(EXCERPTED DATA)
□ □ □ □

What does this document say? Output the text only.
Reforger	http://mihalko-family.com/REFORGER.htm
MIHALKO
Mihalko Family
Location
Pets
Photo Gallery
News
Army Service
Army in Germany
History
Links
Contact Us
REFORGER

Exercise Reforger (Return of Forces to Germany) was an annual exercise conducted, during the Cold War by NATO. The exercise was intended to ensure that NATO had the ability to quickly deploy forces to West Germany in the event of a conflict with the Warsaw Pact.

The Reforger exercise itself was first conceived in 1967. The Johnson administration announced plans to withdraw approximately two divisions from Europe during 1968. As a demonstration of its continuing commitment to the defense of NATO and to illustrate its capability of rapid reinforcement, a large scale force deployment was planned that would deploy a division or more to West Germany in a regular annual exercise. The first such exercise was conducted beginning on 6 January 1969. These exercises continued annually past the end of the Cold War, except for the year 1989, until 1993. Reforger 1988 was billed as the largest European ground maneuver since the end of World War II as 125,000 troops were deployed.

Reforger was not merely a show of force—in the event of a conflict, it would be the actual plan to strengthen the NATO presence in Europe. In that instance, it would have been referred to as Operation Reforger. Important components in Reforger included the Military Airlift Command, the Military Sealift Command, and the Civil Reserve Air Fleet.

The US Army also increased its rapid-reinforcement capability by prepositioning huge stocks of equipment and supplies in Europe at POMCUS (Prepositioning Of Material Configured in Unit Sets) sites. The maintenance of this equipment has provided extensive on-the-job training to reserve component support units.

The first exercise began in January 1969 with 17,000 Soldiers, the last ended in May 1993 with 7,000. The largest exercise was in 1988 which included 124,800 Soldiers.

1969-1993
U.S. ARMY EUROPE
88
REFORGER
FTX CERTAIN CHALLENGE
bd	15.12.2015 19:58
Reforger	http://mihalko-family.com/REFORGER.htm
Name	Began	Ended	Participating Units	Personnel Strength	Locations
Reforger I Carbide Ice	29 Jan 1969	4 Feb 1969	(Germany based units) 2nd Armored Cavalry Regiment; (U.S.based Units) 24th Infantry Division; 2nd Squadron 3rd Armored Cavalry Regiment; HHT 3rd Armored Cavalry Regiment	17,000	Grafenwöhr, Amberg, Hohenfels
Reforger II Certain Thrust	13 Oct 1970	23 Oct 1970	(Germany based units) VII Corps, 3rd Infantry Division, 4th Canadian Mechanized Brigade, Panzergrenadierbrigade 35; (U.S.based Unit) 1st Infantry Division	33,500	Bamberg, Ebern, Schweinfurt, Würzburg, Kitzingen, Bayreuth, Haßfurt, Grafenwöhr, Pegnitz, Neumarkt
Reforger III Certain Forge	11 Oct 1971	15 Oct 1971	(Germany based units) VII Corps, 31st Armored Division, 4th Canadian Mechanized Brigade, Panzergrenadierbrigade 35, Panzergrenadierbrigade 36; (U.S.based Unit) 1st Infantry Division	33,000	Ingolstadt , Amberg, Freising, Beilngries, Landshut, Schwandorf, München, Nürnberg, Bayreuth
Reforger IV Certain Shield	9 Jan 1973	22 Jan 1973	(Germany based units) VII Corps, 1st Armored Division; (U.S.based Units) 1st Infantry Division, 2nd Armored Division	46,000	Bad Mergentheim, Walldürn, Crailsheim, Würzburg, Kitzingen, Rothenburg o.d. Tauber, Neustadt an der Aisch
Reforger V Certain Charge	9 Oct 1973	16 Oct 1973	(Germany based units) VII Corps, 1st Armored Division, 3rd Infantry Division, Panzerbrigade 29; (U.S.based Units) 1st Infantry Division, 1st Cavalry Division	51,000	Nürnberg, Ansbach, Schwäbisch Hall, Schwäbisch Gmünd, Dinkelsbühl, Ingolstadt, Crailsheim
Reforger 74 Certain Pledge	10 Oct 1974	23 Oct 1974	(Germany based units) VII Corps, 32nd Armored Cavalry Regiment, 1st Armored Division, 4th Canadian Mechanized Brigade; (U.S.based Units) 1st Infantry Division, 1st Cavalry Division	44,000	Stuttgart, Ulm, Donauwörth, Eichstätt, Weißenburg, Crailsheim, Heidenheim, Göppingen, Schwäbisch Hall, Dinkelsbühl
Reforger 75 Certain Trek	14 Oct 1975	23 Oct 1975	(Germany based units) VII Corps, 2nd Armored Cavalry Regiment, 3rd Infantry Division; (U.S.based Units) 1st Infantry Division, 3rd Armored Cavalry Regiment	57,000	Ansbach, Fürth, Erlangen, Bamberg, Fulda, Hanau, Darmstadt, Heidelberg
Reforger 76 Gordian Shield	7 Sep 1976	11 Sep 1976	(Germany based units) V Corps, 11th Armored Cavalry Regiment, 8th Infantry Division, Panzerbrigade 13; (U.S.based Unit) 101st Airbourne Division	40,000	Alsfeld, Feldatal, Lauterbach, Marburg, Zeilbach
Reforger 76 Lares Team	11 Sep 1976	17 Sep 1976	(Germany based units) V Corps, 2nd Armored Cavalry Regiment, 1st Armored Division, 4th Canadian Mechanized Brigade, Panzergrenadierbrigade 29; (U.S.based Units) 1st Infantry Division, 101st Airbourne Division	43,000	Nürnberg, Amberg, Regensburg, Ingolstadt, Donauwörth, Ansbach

□ □ □ □

(SHORT EXERCISE) Copy down the material exactly as written.

(THE RESULT)
What does this document say? Output the text only.
Reforger	http://mihalko-family.com/REFORGER.htm
MIHALKO
Mihalko Family
Location
Pets
Photo Gallery
News
Army Service
Army in Germany
History
Links
Contact Us
REFORGER

Exercise Reforger (Return of Forces to Germany) was an annual exercise conducted, during the Cold War by NATO. The exercise was intended to ensure that NATO had the ability to quickly deploy forces to West Germany in the event of a conflict with the Warsaw Pact.

The Reforger exercise itself was first conceived in 1967. The Johnson administration announced plans to withdraw approximately two divisions from Europe during 1968. As a demonstration of its continuing commitment to the defense of NATO and to illustrate its capability of rapid reinforcement, a large scale force deployment was planned that would deploy a division or more to West Germany in a regular annual exercise. The first such exercise was conducted beginning on 6 January 1969. These exercises continued annually past the end of the Cold War, except for the year 1989, until 1993. Reforger 1988 was billed as the largest European ground maneuver since the end of World War II as 125,000 troops were deployed.

Reforger was not merely a show of force—in the event of a conflict, it would be the actual plan to strengthen the NATO presence in Europe. In that instance, it would have been referred to as Operation Reforger. Important components in Reforger included the Military Airlift Command, the Military Sealift Command, and the Civil Reserve Air Fleet.

The US Army also increased its rapid-reinforcement capability by prepositioning huge stocks of equipment and supplies in Europe at POMCUS (Prepositioning Of Material Configured in Unit Sets) sites. The maintenance of this equipment has provided extensive on-the-job training to reserve component support units.

The first exercise began in January 1969 with 17,000 Soldiers, the last ended in May 1993 with 7,000. The largest exercise was in 1988 which included 124,800 Soldiers.

1969-1993
U.S. ARMY EUROPE
88
REFORGER
FTX CERTAIN CHALLENGE
bd	15.12.2015 19:58
Reforger	http://mihalko-family.com/REFORGER.htm
Name	Began	Ended	Participating Units	Personnel Strength	Locations
Reforger I Carbide Ice	29 Jan 1969	4 Feb 1969	(Germany based units) 2nd Armored Cavalry Regiment; (U.S.based Units) 24th Infantry Division; 2nd Squadron 3rd Armored Cavalry Regiment; HHT 3rd Armored Cavalry Regiment	17,000	Grafenwöhr, Amberg, Hohenfels
Reforger II Certain Thrust	13 Oct 1970	23 Oct 1970	(Germany based units) VII Corps, 3rd Infantry Division, 4th Canadian Mechanized Brigade, Panzergrenadierbrigade 35; (U.S.based Unit) 1st Infantry Division	33,500	Bamberg, Ebern, Schweinfurt, Würzburg, Kitzingen, Bayreuth, Haßfurt, Grafenwöhr, Pegnitz, Neumarkt
Reforger III Certain Forge	11 Oct 1971	15 Oct 1971	(Germany based units) VII Corps, 31st Armored Division, 4th Canadian Mechanized Brigade, Panzergrenadierbrigade 35, Panzergrenadierbrigade 36; (U.S.based Unit) 1st Infantry Division	33,000	Ingolstadt , Amberg, Freising, Beilngries, Landshut, Schwandorf, München, Nürnberg, Bayreuth
Reforger IV Certain Shield	9 Jan 1973	22 Jan 1973	(Germany based units) VII Corps, 1st Armored Division; (U.S.based Units) 1st Infantry Division, 2nd Armored Division	46,000	Bad Mergentheim, Walldürn, Crailsheim, Würzburg, Kitzingen, Rothenburg o.d. Tauber, Neustadt an der Aisch
Reforger V Certain Charge	9 Oct 1973	16 Oct 1973	(Germany based units) VII Corps, 1st Armored Division, 3rd Infantry Division, Panzerbrigade 29; (U.S.based Units) 1st Infantry Division, 1st Cavalry Division	51,000	Nürnberg, Ansbach, Schwäbisch Hall, Schwäbisch Gmünd, Dinkelsbühl, Ingolstadt, Crailsheim
Reforger 74 Certain Pledge	10 Oct 1974	23 Oct 1974	(Germany based units) VII Corps, 32nd Armored Cavalry Regiment, 1st Armored Division, 4th Canadian Mechanized Brigade; (U.S.based Units) 1st Infantry Division, 1st Cavalry Division	44,000	Stuttgart, Ulm, Donauwörth, Eichstätt, Weißenburg, Crailsheim, Heidenheim, Göppingen, Schwäbisch Hall, Dinkelsbühl
Reforger 75 Certain Trek	14 Oct 1975	23 Oct 1975	(Germany based units) VII Corps, 2nd Armored Cavalry Regiment, 3rd Infantry Division; (U.S.based Units) 1st Infantry Division, 3rd Armored Cavalry Regiment	57,000	Ansbach, Fürth, Erlangen, Bamberg, Fulda, Hanau, Darmstadt, Heidelberg
Reforger 76 Gordian Shield	7 Sep 1976	11 Sep 1976	(Germany based units) V Corps, 11th Armored Cavalry Regiment, 8th Infantry Division, Panzerbrigade 13; (U.S.based Unit) 101st Airbourne Division	40,000	Alsfeld, Feldatal, Lauterbach, Marburg, Zeilbach
Reforger 76 Lares Team	11 Sep 1976	17 Sep 1976	(Germany based units) V Corps, 2nd Armored Cavalry Regiment, 1st Armored Division, 4th Canadian Mechanized Brigade, Panzergrenadierbrigade 29; (U.S.based Units) 1st Infantry Division, 101st Airbourne Division	43,000	Nürnberg, Amberg, Regensburg, Ingolstadt, Donauwörth, Ansbach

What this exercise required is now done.